- REQUIREMENT: Reproduce the listing word for word, leaving every picture behind.

Stored data:
——

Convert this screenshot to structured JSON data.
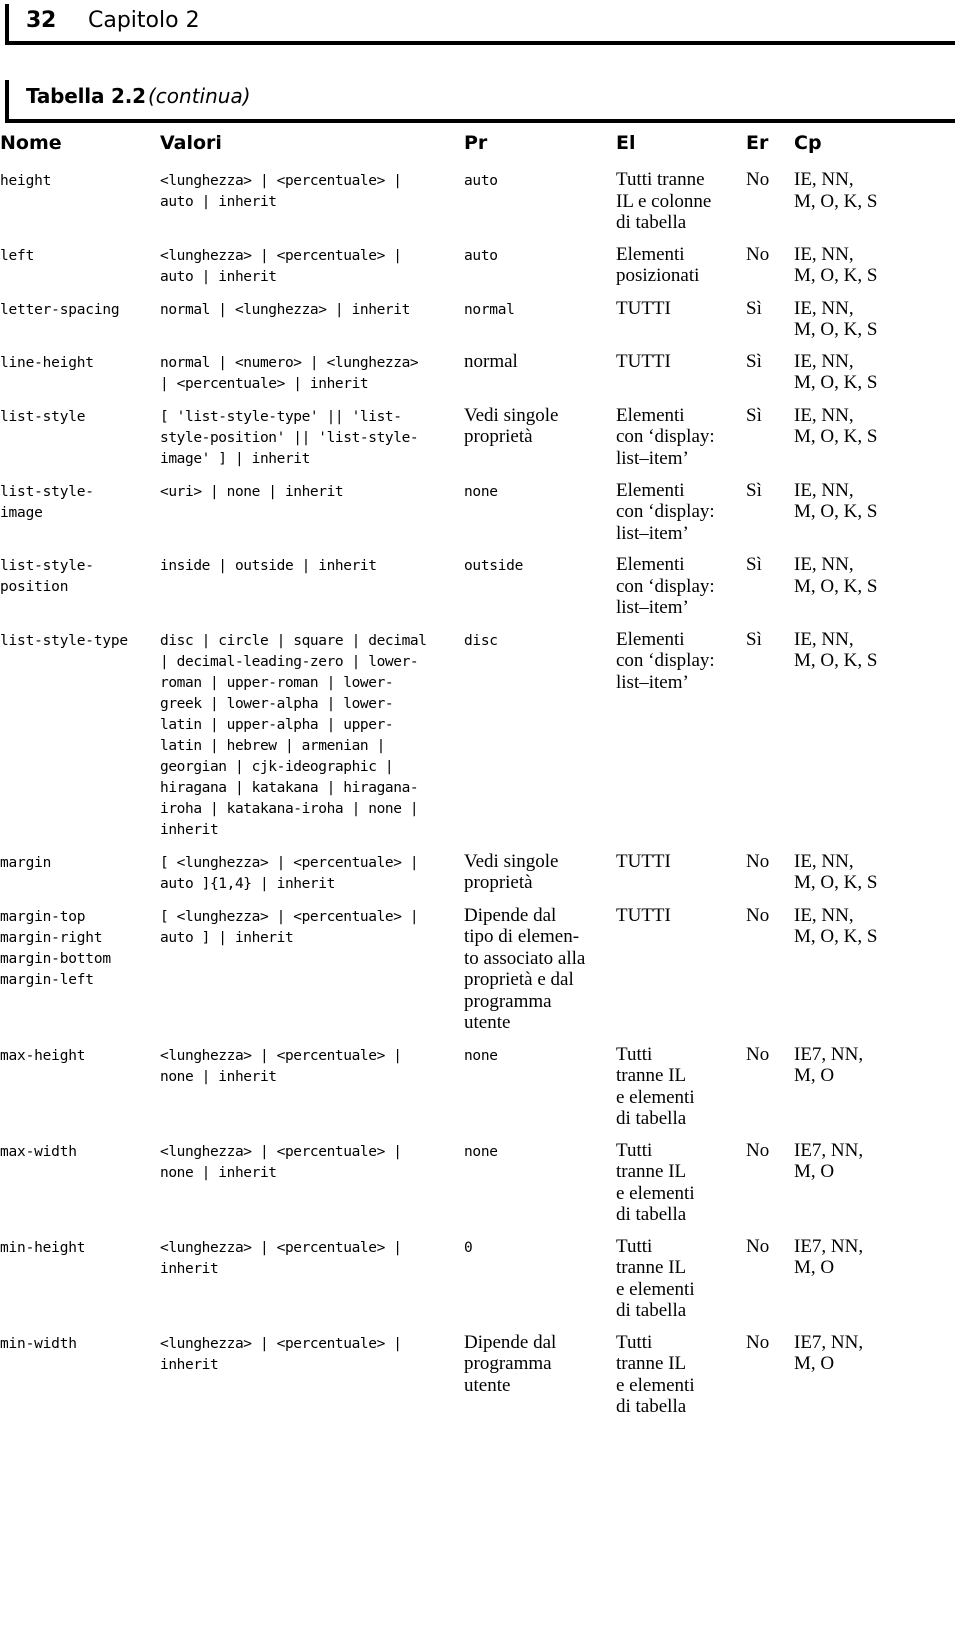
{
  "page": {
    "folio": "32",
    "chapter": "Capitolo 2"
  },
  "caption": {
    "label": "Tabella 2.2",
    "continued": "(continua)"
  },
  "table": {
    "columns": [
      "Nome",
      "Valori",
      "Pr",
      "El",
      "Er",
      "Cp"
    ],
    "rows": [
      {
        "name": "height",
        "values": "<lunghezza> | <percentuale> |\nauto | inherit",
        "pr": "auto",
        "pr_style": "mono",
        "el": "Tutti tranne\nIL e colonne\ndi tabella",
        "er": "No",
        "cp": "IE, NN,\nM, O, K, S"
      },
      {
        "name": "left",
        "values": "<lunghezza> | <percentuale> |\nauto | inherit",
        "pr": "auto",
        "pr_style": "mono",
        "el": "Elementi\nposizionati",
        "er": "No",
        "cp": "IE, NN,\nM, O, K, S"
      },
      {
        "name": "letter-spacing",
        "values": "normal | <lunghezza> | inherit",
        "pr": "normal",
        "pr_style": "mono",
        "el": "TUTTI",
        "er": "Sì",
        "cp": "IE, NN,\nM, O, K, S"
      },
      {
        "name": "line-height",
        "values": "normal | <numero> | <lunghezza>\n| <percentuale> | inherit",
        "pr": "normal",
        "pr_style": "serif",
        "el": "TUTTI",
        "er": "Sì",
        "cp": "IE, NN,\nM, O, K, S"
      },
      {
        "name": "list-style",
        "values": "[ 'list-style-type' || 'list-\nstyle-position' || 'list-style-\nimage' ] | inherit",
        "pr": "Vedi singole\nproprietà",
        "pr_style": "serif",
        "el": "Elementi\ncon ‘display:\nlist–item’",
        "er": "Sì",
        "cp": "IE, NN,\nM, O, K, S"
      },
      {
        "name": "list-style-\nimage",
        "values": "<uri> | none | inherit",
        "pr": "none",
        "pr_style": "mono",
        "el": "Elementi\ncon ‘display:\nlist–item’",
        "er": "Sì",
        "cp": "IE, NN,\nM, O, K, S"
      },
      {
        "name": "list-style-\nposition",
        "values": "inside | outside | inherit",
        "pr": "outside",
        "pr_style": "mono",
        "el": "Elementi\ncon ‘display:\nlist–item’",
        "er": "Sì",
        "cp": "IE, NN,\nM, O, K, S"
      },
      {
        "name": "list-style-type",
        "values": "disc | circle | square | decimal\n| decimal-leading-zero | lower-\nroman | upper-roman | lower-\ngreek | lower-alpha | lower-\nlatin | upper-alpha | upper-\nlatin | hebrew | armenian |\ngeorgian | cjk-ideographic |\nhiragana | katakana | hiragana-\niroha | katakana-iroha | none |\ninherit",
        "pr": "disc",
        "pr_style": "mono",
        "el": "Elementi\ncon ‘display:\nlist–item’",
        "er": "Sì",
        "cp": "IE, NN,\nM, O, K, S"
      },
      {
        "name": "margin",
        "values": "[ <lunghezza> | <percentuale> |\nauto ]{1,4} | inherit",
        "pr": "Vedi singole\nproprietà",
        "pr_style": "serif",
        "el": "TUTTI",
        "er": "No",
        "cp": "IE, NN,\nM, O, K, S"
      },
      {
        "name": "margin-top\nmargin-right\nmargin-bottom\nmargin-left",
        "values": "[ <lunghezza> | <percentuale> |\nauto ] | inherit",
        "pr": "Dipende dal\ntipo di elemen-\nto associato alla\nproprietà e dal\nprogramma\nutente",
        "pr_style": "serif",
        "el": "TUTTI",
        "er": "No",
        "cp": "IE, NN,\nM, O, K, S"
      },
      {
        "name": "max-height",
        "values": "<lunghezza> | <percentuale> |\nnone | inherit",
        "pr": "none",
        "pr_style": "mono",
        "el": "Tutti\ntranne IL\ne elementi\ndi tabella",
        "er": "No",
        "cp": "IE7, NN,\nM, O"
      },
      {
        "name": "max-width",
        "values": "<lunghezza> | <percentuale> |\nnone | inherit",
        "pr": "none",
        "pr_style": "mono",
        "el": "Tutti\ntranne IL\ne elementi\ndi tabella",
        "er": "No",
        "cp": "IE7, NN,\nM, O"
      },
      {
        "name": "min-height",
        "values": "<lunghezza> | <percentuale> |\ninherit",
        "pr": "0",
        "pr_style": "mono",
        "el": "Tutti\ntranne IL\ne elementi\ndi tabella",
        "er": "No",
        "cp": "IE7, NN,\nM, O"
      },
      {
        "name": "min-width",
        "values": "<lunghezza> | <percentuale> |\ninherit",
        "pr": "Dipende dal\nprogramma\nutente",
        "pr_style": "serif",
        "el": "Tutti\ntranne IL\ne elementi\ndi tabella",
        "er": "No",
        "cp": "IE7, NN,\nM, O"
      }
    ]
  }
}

——

- ANSWER FOR THE TASK:
Convert this screenshot to structured JSON data.
{
  "page": {
    "folio": "32",
    "chapter": "Capitolo 2"
  },
  "caption": {
    "label": "Tabella 2.2",
    "continued": "(continua)"
  },
  "table": {
    "columns": [
      "Nome",
      "Valori",
      "Pr",
      "El",
      "Er",
      "Cp"
    ],
    "rows": [
      {
        "name": "height",
        "values": "<lunghezza> | <percentuale> |\nauto | inherit",
        "pr": "auto",
        "pr_style": "mono",
        "el": "Tutti tranne\nIL e colonne\ndi tabella",
        "er": "No",
        "cp": "IE, NN,\nM, O, K, S"
      },
      {
        "name": "left",
        "values": "<lunghezza> | <percentuale> |\nauto | inherit",
        "pr": "auto",
        "pr_style": "mono",
        "el": "Elementi\nposizionati",
        "er": "No",
        "cp": "IE, NN,\nM, O, K, S"
      },
      {
        "name": "letter-spacing",
        "values": "normal | <lunghezza> | inherit",
        "pr": "normal",
        "pr_style": "mono",
        "el": "TUTTI",
        "er": "Sì",
        "cp": "IE, NN,\nM, O, K, S"
      },
      {
        "name": "line-height",
        "values": "normal | <numero> | <lunghezza>\n| <percentuale> | inherit",
        "pr": "normal",
        "pr_style": "serif",
        "el": "TUTTI",
        "er": "Sì",
        "cp": "IE, NN,\nM, O, K, S"
      },
      {
        "name": "list-style",
        "values": "[ 'list-style-type' || 'list-\nstyle-position' || 'list-style-\nimage' ] | inherit",
        "pr": "Vedi singole\nproprietà",
        "pr_style": "serif",
        "el": "Elementi\ncon ‘display:\nlist–item’",
        "er": "Sì",
        "cp": "IE, NN,\nM, O, K, S"
      },
      {
        "name": "list-style-\nimage",
        "values": "<uri> | none | inherit",
        "pr": "none",
        "pr_style": "mono",
        "el": "Elementi\ncon ‘display:\nlist–item’",
        "er": "Sì",
        "cp": "IE, NN,\nM, O, K, S"
      },
      {
        "name": "list-style-\nposition",
        "values": "inside | outside | inherit",
        "pr": "outside",
        "pr_style": "mono",
        "el": "Elementi\ncon ‘display:\nlist–item’",
        "er": "Sì",
        "cp": "IE, NN,\nM, O, K, S"
      },
      {
        "name": "list-style-type",
        "values": "disc | circle | square | decimal\n| decimal-leading-zero | lower-\nroman | upper-roman | lower-\ngreek | lower-alpha | lower-\nlatin | upper-alpha | upper-\nlatin | hebrew | armenian |\ngeorgian | cjk-ideographic |\nhiragana | katakana | hiragana-\niroha | katakana-iroha | none |\ninherit",
        "pr": "disc",
        "pr_style": "mono",
        "el": "Elementi\ncon ‘display:\nlist–item’",
        "er": "Sì",
        "cp": "IE, NN,\nM, O, K, S"
      },
      {
        "name": "margin",
        "values": "[ <lunghezza> | <percentuale> |\nauto ]{1,4} | inherit",
        "pr": "Vedi singole\nproprietà",
        "pr_style": "serif",
        "el": "TUTTI",
        "er": "No",
        "cp": "IE, NN,\nM, O, K, S"
      },
      {
        "name": "margin-top\nmargin-right\nmargin-bottom\nmargin-left",
        "values": "[ <lunghezza> | <percentuale> |\nauto ] | inherit",
        "pr": "Dipende dal\ntipo di elemen-\nto associato alla\nproprietà e dal\nprogramma\nutente",
        "pr_style": "serif",
        "el": "TUTTI",
        "er": "No",
        "cp": "IE, NN,\nM, O, K, S"
      },
      {
        "name": "max-height",
        "values": "<lunghezza> | <percentuale> |\nnone | inherit",
        "pr": "none",
        "pr_style": "mono",
        "el": "Tutti\ntranne IL\ne elementi\ndi tabella",
        "er": "No",
        "cp": "IE7, NN,\nM, O"
      },
      {
        "name": "max-width",
        "values": "<lunghezza> | <percentuale> |\nnone | inherit",
        "pr": "none",
        "pr_style": "mono",
        "el": "Tutti\ntranne IL\ne elementi\ndi tabella",
        "er": "No",
        "cp": "IE7, NN,\nM, O"
      },
      {
        "name": "min-height",
        "values": "<lunghezza> | <percentuale> |\ninherit",
        "pr": "0",
        "pr_style": "mono",
        "el": "Tutti\ntranne IL\ne elementi\ndi tabella",
        "er": "No",
        "cp": "IE7, NN,\nM, O"
      },
      {
        "name": "min-width",
        "values": "<lunghezza> | <percentuale> |\ninherit",
        "pr": "Dipende dal\nprogramma\nutente",
        "pr_style": "serif",
        "el": "Tutti\ntranne IL\ne elementi\ndi tabella",
        "er": "No",
        "cp": "IE7, NN,\nM, O"
      }
    ]
  }
}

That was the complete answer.